Exercise instructions: Copy out each of the lines below exactly, keeping every one of them.

Data for processing:
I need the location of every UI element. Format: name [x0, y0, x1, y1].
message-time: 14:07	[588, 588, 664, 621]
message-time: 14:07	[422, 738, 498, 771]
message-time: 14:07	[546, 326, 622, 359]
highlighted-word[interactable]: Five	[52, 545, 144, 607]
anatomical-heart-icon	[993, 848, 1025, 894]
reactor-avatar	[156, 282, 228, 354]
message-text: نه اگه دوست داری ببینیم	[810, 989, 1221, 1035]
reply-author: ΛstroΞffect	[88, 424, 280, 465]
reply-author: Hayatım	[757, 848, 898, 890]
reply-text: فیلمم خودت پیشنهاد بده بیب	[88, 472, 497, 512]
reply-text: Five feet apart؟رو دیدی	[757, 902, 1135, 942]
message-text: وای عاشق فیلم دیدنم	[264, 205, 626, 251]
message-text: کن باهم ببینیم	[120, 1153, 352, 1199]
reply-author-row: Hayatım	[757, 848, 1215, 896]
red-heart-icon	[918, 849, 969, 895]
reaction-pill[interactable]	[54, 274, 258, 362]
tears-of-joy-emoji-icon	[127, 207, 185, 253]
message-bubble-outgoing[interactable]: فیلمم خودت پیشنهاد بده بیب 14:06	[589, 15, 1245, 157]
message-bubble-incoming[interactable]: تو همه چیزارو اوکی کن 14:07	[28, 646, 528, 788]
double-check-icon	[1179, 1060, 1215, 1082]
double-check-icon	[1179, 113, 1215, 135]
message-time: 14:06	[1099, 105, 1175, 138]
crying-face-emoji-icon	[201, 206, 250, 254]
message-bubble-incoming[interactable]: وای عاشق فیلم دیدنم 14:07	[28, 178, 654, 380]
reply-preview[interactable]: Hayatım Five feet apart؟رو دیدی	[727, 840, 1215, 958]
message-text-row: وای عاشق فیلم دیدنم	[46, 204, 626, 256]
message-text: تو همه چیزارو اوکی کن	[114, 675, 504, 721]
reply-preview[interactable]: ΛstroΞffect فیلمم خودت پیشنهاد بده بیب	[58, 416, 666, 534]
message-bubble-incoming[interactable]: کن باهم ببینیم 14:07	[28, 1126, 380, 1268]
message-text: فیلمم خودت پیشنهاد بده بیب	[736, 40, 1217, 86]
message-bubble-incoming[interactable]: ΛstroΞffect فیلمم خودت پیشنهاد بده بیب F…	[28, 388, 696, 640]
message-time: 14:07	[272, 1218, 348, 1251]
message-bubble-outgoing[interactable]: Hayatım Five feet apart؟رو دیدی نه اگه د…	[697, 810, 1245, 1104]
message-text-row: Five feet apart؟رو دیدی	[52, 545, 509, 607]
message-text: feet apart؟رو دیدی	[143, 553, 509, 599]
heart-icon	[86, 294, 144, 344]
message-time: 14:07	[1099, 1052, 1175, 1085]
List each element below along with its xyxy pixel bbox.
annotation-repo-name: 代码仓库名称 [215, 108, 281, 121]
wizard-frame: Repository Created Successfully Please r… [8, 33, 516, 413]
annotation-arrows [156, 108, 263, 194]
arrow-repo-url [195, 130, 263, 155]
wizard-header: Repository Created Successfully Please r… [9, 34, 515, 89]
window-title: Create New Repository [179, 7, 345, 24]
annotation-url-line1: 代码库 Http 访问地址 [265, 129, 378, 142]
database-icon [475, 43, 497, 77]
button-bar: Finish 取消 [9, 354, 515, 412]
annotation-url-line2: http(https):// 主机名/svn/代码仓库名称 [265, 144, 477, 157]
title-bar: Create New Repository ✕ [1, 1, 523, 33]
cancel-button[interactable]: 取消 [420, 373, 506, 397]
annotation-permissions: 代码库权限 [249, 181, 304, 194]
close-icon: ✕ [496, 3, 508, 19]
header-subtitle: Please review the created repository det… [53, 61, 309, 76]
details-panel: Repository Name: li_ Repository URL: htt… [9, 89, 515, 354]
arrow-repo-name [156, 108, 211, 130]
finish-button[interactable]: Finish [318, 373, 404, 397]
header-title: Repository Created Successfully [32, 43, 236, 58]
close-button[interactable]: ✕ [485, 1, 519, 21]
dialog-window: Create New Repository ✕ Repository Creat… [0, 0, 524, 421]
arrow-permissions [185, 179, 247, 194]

Response to the task:
I need the location of every UI element. Format: name [x0, y0, x1, y1].
message-time: 14:07	[588, 588, 664, 621]
message-time: 14:07	[422, 738, 498, 771]
message-time: 14:07	[546, 326, 622, 359]
highlighted-word[interactable]: Five	[52, 545, 144, 607]
anatomical-heart-icon	[993, 848, 1025, 894]
reactor-avatar	[156, 282, 228, 354]
message-text: نه اگه دوست داری ببینیم	[810, 989, 1221, 1035]
reply-author: ΛstroΞffect	[88, 424, 280, 465]
reply-author: Hayatım	[757, 848, 898, 890]
reply-text: فیلمم خودت پیشنهاد بده بیب	[88, 472, 497, 512]
reply-text: Five feet apart؟رو دیدی	[757, 902, 1135, 942]
message-text: وای عاشق فیلم دیدنم	[264, 205, 626, 251]
message-text: کن باهم ببینیم	[120, 1153, 352, 1199]
reply-author-row: Hayatım	[757, 848, 1215, 896]
red-heart-icon	[918, 849, 969, 895]
reaction-pill[interactable]	[54, 274, 258, 362]
tears-of-joy-emoji-icon	[127, 207, 185, 253]
message-bubble-outgoing[interactable]: فیلمم خودت پیشنهاد بده بیب 14:06	[589, 15, 1245, 157]
message-bubble-incoming[interactable]: تو همه چیزارو اوکی کن 14:07	[28, 646, 528, 788]
double-check-icon	[1179, 1060, 1215, 1082]
double-check-icon	[1179, 113, 1215, 135]
message-time: 14:06	[1099, 105, 1175, 138]
crying-face-emoji-icon	[201, 206, 250, 254]
message-bubble-incoming[interactable]: وای عاشق فیلم دیدنم 14:07	[28, 178, 654, 380]
reply-preview[interactable]: Hayatım Five feet apart؟رو دیدی	[727, 840, 1215, 958]
message-text-row: وای عاشق فیلم دیدنم	[46, 204, 626, 256]
message-text: تو همه چیزارو اوکی کن	[114, 675, 504, 721]
reply-preview[interactable]: ΛstroΞffect فیلمم خودت پیشنهاد بده بیب	[58, 416, 666, 534]
message-bubble-incoming[interactable]: کن باهم ببینیم 14:07	[28, 1126, 380, 1268]
message-text: فیلمم خودت پیشنهاد بده بیب	[736, 40, 1217, 86]
message-bubble-incoming[interactable]: ΛstroΞffect فیلمم خودت پیشنهاد بده بیب F…	[28, 388, 696, 640]
message-time: 14:07	[272, 1218, 348, 1251]
message-bubble-outgoing[interactable]: Hayatım Five feet apart؟رو دیدی نه اگه د…	[697, 810, 1245, 1104]
message-text-row: Five feet apart؟رو دیدی	[52, 545, 509, 607]
message-text: feet apart؟رو دیدی	[143, 553, 509, 599]
heart-icon	[86, 294, 144, 344]
message-time: 14:07	[1099, 1052, 1175, 1085]
List each element below along with its xyxy pixel bbox.
annotation-repo-name: 代码仓库名称 [215, 108, 281, 121]
wizard-frame: Repository Created Successfully Please r… [8, 33, 516, 413]
annotation-arrows [156, 108, 263, 194]
arrow-repo-url [195, 130, 263, 155]
wizard-header: Repository Created Successfully Please r… [9, 34, 515, 89]
window-title: Create New Repository [179, 7, 345, 24]
annotation-url-line1: 代码库 Http 访问地址 [265, 129, 378, 142]
database-icon [475, 43, 497, 77]
button-bar: Finish 取消 [9, 354, 515, 412]
annotation-url-line2: http(https):// 主机名/svn/代码仓库名称 [265, 144, 477, 157]
title-bar: Create New Repository ✕ [1, 1, 523, 33]
cancel-button[interactable]: 取消 [420, 373, 506, 397]
annotation-permissions: 代码库权限 [249, 181, 304, 194]
close-icon: ✕ [496, 3, 508, 19]
header-subtitle: Please review the created repository det… [53, 61, 309, 76]
details-panel: Repository Name: li_ Repository URL: htt… [9, 89, 515, 354]
arrow-repo-name [156, 108, 211, 130]
finish-button[interactable]: Finish [318, 373, 404, 397]
header-title: Repository Created Successfully [32, 43, 236, 58]
close-button[interactable]: ✕ [485, 1, 519, 21]
dialog-window: Create New Repository ✕ Repository Creat… [0, 0, 524, 421]
arrow-permissions [185, 179, 247, 194]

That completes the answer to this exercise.